Exercise
In the text below about the album Mile High, translate the sentence "Recording sessions took place at the Kottonmouth Kompound." into Spanish.

Studio album by Kottonmouth Kings
- Released: August 14, 2012
- Recorded: 2012
- Studio: The Kottonmouth Kompound
- Genre: Hip Hop
- Length: 1:17:30
- Label: Suburban Noize Records
- Producer: Daddy X; Mike Kumagai; Ceekay Jones; Makerz;

Kottonmouth Kings chronology
| Sunrise Sessions (2011) | Mile High (2012) | Krown Power (2015) |

= Mile High (album) =

Mile High is the twelfth studio album by American rap rock group Kottonmouth Kings. It was released on August 14, 2012 via Suburban Noize Records. Recording sessions took place at the Kottonmouth Kompound. Production was handled by Mike Kumagai and member Daddy X with additional production from John Edney and Steve Dang, except for the song "Mr. Cali Man", which was produced by Ceekay Jones and Makerz. It features guest appearances from Saint Dog, Ceekay Jones, Jahred, Mickey Avalon and Twiztid.

The album peaked at number 36 on the Billboard 200, number 9 on the Independent Albums, number 10 on both the Top Rock Albums and the Top Alternative Albums, and number 7 on the Top Rap Albums chart in the United States. As of August 2015, it has sold 28,000 copies in the United States.

[Extracted records]
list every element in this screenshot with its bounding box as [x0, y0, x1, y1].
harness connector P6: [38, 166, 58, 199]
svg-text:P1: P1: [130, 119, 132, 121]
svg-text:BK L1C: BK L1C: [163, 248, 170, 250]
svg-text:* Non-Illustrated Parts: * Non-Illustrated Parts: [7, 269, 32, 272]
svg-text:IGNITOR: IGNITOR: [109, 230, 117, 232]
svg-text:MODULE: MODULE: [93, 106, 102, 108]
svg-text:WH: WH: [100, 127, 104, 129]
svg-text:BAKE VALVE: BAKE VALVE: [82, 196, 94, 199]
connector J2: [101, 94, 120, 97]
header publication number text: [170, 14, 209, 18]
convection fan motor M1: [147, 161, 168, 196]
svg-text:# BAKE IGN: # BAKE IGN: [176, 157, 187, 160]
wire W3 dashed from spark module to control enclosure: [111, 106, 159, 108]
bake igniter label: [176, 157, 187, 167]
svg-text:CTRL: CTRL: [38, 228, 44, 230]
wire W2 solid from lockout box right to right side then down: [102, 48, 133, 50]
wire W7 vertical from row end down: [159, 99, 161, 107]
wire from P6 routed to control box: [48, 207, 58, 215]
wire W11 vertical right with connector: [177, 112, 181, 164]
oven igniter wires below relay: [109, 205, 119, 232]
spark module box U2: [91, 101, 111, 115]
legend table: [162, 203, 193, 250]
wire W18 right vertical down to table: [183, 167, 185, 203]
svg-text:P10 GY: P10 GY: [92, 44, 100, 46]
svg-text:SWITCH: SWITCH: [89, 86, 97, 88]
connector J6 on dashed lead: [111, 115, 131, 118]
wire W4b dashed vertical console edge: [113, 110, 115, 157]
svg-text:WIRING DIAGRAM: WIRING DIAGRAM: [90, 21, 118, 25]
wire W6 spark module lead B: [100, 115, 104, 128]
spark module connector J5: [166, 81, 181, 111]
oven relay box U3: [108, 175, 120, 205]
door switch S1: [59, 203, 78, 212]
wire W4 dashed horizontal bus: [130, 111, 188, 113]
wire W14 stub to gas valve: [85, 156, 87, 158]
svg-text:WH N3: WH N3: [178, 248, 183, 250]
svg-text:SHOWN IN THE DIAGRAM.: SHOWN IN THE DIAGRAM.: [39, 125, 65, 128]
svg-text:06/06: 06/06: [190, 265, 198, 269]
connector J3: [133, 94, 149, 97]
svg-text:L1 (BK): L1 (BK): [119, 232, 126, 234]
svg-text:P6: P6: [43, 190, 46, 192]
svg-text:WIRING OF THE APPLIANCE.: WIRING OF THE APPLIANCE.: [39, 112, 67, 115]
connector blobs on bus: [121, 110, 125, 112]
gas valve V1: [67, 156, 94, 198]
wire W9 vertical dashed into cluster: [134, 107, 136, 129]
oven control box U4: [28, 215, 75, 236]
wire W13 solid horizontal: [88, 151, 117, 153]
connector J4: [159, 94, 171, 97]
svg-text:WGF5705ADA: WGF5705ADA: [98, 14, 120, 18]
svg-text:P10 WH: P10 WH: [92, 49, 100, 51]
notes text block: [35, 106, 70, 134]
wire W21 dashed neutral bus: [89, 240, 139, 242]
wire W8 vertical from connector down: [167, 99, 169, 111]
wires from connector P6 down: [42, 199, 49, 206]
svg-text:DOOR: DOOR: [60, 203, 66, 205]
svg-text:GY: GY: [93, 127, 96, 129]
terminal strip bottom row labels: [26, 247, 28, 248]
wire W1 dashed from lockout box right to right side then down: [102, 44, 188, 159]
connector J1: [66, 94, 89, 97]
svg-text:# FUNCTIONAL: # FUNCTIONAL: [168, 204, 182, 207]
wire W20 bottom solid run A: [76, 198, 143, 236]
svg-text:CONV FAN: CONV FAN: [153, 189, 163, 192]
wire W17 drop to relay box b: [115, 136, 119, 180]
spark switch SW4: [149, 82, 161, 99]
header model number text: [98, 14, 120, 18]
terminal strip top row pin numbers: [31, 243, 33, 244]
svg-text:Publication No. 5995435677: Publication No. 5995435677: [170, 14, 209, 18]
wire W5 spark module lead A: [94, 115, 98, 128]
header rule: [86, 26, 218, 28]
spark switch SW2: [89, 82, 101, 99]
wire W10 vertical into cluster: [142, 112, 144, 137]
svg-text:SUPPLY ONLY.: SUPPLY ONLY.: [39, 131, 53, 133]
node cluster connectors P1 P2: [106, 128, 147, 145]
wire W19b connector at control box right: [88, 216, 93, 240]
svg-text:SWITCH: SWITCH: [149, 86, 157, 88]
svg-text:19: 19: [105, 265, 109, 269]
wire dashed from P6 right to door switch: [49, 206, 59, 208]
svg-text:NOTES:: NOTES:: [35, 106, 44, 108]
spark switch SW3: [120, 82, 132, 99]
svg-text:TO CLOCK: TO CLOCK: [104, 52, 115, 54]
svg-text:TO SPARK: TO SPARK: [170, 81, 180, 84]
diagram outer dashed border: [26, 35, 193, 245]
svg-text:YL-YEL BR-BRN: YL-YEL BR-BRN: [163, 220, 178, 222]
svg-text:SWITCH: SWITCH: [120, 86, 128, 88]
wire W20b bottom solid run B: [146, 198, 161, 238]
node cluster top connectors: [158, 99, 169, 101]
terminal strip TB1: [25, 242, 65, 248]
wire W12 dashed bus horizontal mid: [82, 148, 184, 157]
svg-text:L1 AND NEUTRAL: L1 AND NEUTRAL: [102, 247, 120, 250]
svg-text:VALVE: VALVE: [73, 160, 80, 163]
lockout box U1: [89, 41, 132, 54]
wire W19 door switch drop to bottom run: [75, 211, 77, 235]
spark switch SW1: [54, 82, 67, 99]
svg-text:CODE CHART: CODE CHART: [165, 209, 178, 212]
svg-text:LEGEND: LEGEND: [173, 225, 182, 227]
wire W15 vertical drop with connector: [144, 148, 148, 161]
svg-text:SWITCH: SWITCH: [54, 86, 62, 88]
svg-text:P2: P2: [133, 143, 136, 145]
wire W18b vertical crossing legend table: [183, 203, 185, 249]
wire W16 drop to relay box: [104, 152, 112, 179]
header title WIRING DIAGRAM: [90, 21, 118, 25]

--

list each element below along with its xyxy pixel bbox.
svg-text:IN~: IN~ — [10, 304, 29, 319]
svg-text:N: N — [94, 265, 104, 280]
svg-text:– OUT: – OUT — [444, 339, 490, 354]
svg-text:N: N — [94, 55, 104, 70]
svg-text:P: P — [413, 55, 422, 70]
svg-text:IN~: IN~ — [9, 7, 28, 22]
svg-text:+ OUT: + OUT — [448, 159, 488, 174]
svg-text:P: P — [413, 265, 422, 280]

Exercise response
Las sesiones de grabación se llevaron a cabo en el Kottonmouth Kompound.